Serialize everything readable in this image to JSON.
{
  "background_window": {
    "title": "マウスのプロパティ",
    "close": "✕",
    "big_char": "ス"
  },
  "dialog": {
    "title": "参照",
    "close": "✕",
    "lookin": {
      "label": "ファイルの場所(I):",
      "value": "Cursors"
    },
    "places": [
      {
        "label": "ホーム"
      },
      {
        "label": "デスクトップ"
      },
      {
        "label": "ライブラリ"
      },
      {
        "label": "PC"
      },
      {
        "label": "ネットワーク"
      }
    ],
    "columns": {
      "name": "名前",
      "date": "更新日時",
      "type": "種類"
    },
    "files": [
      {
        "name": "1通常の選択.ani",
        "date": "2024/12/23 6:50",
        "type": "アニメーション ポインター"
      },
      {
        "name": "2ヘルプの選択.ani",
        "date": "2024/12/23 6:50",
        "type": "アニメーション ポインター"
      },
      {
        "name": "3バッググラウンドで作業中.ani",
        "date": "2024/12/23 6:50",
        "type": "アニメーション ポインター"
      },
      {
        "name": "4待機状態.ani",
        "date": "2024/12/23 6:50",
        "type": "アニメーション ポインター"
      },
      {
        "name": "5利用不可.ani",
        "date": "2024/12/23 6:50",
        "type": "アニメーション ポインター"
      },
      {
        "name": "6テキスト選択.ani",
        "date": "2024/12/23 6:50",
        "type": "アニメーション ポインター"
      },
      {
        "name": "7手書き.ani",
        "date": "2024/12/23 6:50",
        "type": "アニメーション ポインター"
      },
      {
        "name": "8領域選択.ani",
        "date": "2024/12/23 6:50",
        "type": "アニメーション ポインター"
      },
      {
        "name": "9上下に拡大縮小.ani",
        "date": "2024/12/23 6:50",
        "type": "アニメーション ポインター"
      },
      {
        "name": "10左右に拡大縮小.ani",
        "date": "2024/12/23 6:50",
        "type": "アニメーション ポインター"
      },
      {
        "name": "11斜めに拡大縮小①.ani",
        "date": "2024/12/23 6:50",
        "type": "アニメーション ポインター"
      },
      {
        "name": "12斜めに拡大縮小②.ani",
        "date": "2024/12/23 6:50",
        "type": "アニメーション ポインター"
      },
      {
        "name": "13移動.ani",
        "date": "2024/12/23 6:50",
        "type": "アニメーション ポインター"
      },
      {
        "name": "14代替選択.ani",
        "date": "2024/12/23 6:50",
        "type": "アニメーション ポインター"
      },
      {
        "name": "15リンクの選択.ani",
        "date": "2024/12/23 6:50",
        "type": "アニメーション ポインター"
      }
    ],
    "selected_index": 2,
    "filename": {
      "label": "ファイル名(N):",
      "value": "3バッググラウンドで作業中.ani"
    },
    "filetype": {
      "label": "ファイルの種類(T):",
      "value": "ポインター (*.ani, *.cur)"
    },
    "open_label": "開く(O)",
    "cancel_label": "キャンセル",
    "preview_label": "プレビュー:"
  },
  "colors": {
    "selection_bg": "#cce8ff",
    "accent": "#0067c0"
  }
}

Task description. Show, from the listing above, each line that contains the word "value".

Result.
      "value": "Cursors"
      "value": "3バッググラウンドで作業中.ani"
      "value": "ポインター (*.ani, *.cur)"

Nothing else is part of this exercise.